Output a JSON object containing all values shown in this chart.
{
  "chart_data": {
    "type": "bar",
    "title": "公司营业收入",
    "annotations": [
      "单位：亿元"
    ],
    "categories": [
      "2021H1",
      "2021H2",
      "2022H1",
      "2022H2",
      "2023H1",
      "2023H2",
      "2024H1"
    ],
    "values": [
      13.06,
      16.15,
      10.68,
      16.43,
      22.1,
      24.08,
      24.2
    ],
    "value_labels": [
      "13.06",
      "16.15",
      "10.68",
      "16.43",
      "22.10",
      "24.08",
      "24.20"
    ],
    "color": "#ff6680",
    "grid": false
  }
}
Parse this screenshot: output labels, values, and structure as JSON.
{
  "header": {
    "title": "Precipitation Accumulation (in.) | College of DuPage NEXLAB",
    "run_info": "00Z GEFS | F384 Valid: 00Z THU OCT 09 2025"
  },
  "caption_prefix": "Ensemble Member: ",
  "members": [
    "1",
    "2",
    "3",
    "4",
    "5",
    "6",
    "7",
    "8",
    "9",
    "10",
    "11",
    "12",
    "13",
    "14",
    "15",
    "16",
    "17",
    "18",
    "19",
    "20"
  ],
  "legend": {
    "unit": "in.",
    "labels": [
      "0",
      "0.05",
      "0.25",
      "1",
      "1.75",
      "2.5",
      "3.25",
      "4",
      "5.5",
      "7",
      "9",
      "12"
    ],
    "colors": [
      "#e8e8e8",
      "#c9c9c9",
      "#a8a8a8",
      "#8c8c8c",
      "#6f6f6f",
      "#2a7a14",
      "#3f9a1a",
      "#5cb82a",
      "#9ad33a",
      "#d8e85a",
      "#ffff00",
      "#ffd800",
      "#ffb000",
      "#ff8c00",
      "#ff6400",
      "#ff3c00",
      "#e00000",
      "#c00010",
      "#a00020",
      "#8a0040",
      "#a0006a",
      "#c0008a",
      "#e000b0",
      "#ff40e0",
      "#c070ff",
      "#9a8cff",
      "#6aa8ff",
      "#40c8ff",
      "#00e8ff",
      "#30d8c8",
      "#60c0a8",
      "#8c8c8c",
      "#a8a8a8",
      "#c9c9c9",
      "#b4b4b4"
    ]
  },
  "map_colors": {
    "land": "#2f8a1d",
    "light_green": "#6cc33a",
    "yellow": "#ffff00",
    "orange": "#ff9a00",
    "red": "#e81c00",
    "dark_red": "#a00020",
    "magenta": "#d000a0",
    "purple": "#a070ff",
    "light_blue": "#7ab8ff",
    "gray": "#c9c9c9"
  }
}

WHAT IS NEEDED => Copy all data exactly, start to finish.

EXERCISE RESULT =>
Output a JSON object containing all values shown in this chart.
{
  "chart_data": {
    "type": "bar",
    "title": "公司营业收入",
    "annotations": [
      "单位：亿元"
    ],
    "categories": [
      "2021H1",
      "2021H2",
      "2022H1",
      "2022H2",
      "2023H1",
      "2023H2",
      "2024H1"
    ],
    "values": [
      13.06,
      16.15,
      10.68,
      16.43,
      22.1,
      24.08,
      24.2
    ],
    "value_labels": [
      "13.06",
      "16.15",
      "10.68",
      "16.43",
      "22.10",
      "24.08",
      "24.20"
    ],
    "color": "#ff6680",
    "grid": false
  }
}
Parse this screenshot: output labels, values, and structure as JSON.
{
  "header": {
    "title": "Precipitation Accumulation (in.) | College of DuPage NEXLAB",
    "run_info": "00Z GEFS | F384 Valid: 00Z THU OCT 09 2025"
  },
  "caption_prefix": "Ensemble Member: ",
  "members": [
    "1",
    "2",
    "3",
    "4",
    "5",
    "6",
    "7",
    "8",
    "9",
    "10",
    "11",
    "12",
    "13",
    "14",
    "15",
    "16",
    "17",
    "18",
    "19",
    "20"
  ],
  "legend": {
    "unit": "in.",
    "labels": [
      "0",
      "0.05",
      "0.25",
      "1",
      "1.75",
      "2.5",
      "3.25",
      "4",
      "5.5",
      "7",
      "9",
      "12"
    ],
    "colors": [
      "#e8e8e8",
      "#c9c9c9",
      "#a8a8a8",
      "#8c8c8c",
      "#6f6f6f",
      "#2a7a14",
      "#3f9a1a",
      "#5cb82a",
      "#9ad33a",
      "#d8e85a",
      "#ffff00",
      "#ffd800",
      "#ffb000",
      "#ff8c00",
      "#ff6400",
      "#ff3c00",
      "#e00000",
      "#c00010",
      "#a00020",
      "#8a0040",
      "#a0006a",
      "#c0008a",
      "#e000b0",
      "#ff40e0",
      "#c070ff",
      "#9a8cff",
      "#6aa8ff",
      "#40c8ff",
      "#00e8ff",
      "#30d8c8",
      "#60c0a8",
      "#8c8c8c",
      "#a8a8a8",
      "#c9c9c9",
      "#b4b4b4"
    ]
  },
  "map_colors": {
    "land": "#2f8a1d",
    "light_green": "#6cc33a",
    "yellow": "#ffff00",
    "orange": "#ff9a00",
    "red": "#e81c00",
    "dark_red": "#a00020",
    "magenta": "#d000a0",
    "purple": "#a070ff",
    "light_blue": "#7ab8ff",
    "gray": "#c9c9c9"
  }
}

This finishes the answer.